=== Task objective ===
Render the lines from the first one below up to and including the line with "col-header-setting: Ordinary time" as a JSON list of strings, one string per line, leaving out any blank lines.

=== Data to use ===
>>

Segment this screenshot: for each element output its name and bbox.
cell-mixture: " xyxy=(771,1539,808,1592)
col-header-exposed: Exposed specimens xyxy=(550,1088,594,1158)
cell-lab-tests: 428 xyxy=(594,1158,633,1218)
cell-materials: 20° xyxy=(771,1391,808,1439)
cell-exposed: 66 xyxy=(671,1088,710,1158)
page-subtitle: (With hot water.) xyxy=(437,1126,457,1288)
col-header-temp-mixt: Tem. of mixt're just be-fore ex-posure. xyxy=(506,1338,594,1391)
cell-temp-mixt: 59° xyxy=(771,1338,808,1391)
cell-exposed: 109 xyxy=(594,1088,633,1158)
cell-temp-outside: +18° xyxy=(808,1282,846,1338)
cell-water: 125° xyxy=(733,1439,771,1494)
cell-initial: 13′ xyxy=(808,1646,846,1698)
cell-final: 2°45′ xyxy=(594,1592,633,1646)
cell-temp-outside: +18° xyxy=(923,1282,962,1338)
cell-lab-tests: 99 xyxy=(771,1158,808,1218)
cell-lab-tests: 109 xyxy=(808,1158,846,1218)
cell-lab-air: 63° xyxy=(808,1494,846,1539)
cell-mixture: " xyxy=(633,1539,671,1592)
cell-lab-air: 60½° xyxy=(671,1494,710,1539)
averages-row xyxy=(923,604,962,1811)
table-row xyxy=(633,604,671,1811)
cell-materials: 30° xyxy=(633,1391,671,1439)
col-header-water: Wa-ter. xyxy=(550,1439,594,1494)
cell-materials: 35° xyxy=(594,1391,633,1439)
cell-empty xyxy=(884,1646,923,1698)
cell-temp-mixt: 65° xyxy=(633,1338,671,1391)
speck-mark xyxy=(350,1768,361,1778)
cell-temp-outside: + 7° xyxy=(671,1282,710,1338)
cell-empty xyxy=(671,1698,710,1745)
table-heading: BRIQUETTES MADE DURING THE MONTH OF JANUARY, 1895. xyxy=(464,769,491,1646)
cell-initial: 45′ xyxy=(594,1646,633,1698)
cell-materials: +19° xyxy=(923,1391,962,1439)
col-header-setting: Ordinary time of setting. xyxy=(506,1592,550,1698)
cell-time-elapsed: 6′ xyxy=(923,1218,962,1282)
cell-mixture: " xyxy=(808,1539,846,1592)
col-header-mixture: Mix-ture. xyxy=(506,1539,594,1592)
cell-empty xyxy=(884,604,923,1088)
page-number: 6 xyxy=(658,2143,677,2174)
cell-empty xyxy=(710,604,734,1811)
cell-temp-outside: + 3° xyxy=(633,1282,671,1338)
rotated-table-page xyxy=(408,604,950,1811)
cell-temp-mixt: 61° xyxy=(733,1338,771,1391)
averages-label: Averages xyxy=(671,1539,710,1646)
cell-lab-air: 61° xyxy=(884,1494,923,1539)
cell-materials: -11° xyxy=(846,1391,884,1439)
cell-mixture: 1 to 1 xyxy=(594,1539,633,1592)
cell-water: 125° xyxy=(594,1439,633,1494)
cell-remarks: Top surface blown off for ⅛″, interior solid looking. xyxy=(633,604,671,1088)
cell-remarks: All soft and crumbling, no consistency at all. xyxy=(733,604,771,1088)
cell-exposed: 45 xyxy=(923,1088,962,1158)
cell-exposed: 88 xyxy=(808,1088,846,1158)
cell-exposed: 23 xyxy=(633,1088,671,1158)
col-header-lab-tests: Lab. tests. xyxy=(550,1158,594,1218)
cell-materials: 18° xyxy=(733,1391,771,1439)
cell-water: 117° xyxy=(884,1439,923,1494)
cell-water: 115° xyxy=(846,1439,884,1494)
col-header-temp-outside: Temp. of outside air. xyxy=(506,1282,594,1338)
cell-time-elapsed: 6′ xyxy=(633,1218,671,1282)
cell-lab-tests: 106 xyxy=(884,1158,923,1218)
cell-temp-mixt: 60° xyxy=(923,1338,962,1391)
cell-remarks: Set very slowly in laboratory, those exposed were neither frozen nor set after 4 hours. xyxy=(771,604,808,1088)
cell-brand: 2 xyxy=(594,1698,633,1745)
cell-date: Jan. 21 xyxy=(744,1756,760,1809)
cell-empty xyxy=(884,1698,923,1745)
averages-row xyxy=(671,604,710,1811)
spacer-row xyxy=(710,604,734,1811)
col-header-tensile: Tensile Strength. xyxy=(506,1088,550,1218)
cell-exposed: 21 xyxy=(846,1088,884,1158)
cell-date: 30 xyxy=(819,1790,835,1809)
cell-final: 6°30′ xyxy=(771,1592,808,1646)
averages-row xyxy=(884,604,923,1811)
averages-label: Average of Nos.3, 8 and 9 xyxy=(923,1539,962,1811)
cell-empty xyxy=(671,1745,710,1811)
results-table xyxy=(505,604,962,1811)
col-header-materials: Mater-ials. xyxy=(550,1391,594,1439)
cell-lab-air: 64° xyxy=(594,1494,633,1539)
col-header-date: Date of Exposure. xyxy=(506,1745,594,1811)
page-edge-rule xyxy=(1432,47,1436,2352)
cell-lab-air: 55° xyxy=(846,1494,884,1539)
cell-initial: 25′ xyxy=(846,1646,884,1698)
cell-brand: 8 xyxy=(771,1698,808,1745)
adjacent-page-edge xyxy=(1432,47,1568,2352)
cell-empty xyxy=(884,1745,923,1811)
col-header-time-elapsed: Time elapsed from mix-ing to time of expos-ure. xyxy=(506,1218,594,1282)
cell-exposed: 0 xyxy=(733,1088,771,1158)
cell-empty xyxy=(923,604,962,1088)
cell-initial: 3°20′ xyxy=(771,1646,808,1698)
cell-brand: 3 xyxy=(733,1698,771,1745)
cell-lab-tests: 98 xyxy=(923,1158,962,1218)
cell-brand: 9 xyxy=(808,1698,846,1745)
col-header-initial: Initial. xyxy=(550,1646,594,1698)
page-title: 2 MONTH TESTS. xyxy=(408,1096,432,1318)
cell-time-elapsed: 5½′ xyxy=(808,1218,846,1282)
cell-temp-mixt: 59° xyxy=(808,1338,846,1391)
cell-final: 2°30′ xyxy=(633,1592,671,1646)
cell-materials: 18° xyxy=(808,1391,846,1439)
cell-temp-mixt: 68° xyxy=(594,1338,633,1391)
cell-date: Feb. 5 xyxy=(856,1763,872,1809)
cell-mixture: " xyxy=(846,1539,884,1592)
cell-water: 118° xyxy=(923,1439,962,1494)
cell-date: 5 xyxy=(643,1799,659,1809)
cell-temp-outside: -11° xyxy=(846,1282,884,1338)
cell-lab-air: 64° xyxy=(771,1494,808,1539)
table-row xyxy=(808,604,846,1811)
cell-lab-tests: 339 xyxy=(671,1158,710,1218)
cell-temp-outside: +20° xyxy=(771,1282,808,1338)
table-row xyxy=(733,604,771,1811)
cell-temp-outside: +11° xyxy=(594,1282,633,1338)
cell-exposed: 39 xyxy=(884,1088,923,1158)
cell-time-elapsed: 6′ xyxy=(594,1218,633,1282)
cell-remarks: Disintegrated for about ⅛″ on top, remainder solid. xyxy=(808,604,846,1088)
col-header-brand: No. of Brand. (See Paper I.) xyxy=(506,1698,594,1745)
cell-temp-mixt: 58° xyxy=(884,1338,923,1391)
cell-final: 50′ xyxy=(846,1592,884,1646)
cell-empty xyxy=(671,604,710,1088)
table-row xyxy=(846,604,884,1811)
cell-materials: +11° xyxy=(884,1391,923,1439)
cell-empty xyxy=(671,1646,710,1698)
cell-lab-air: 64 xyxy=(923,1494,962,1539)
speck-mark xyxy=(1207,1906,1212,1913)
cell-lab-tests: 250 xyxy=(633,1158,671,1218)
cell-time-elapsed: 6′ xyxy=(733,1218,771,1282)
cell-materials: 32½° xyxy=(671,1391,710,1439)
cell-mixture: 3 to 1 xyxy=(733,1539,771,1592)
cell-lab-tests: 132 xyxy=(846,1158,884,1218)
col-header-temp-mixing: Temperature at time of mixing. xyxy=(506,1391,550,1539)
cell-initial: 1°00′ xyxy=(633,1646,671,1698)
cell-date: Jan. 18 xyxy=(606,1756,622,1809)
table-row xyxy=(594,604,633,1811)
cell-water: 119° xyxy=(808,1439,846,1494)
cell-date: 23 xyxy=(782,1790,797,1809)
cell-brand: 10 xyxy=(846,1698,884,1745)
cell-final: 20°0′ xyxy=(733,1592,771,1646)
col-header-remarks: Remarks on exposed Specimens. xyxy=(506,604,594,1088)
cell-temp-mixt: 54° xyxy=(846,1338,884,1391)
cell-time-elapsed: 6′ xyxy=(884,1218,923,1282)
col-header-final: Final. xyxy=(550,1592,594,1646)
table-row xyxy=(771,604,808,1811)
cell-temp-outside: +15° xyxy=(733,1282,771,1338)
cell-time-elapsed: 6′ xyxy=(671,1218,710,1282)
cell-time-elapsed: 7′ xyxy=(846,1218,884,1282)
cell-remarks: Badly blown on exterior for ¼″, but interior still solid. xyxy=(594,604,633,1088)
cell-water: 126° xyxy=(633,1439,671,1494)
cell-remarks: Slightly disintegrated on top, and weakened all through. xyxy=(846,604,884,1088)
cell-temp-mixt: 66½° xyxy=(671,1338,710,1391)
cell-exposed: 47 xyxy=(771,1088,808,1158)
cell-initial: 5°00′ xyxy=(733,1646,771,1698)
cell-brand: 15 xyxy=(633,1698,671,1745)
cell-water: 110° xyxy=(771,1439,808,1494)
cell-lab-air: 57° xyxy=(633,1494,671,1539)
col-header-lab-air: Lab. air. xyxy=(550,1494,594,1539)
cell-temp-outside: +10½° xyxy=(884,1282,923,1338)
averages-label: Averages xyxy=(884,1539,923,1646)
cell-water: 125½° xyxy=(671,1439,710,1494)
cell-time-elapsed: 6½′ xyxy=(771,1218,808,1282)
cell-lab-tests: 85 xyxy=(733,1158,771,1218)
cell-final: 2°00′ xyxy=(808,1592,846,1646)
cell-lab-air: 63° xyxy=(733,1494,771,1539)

<<

=== Result for this task ===
[
  "Segment this screenshot: for each element output its name and bbox.",
  "cell-mixture: \" xyxy=(771,1539,808,1592)",
  "col-header-exposed: Exposed specimens xyxy=(550,1088,594,1158)",
  "cell-lab-tests: 428 xyxy=(594,1158,633,1218)",
  "cell-materials: 20° xyxy=(771,1391,808,1439)",
  "cell-exposed: 66 xyxy=(671,1088,710,1158)",
  "page-subtitle: (With hot water.) xyxy=(437,1126,457,1288)",
  "col-header-temp-mixt: Tem. of mixt're just be-fore ex-posure. xyxy=(506,1338,594,1391)",
  "cell-temp-mixt: 59° xyxy=(771,1338,808,1391)",
  "cell-exposed: 109 xyxy=(594,1088,633,1158)",
  "cell-temp-outside: +18° xyxy=(808,1282,846,1338)",
  "cell-water: 125° xyxy=(733,1439,771,1494)",
  "cell-initial: 13′ xyxy=(808,1646,846,1698)",
  "cell-final: 2°45′ xyxy=(594,1592,633,1646)",
  "cell-temp-outside: +18° xyxy=(923,1282,962,1338)",
  "cell-lab-tests: 99 xyxy=(771,1158,808,1218)",
  "cell-lab-tests: 109 xyxy=(808,1158,846,1218)",
  "cell-lab-air: 63° xyxy=(808,1494,846,1539)",
  "cell-mixture: \" xyxy=(633,1539,671,1592)",
  "cell-lab-air: 60½° xyxy=(671,1494,710,1539)",
  "averages-row xyxy=(923,604,962,1811)",
  "table-row xyxy=(633,604,671,1811)",
  "cell-materials: 30° xyxy=(633,1391,671,1439)",
  "col-header-water: Wa-ter. xyxy=(550,1439,594,1494)",
  "cell-materials: 35° xyxy=(594,1391,633,1439)",
  "cell-empty xyxy=(884,1646,923,1698)",
  "cell-temp-mixt: 65° xyxy=(633,1338,671,1391)",
  "speck-mark xyxy=(350,1768,361,1778)",
  "cell-temp-outside: + 7° xyxy=(671,1282,710,1338)",
  "cell-empty xyxy=(671,1698,710,1745)",
  "table-heading: BRIQUETTES MADE DURING THE MONTH OF JANUARY, 1895. xyxy=(464,769,491,1646)",
  "cell-initial: 45′ xyxy=(594,1646,633,1698)",
  "cell-materials: +19° xyxy=(923,1391,962,1439)",
  "col-header-setting: Ordinary time of setting. xyxy=(506,1592,550,1698)"
]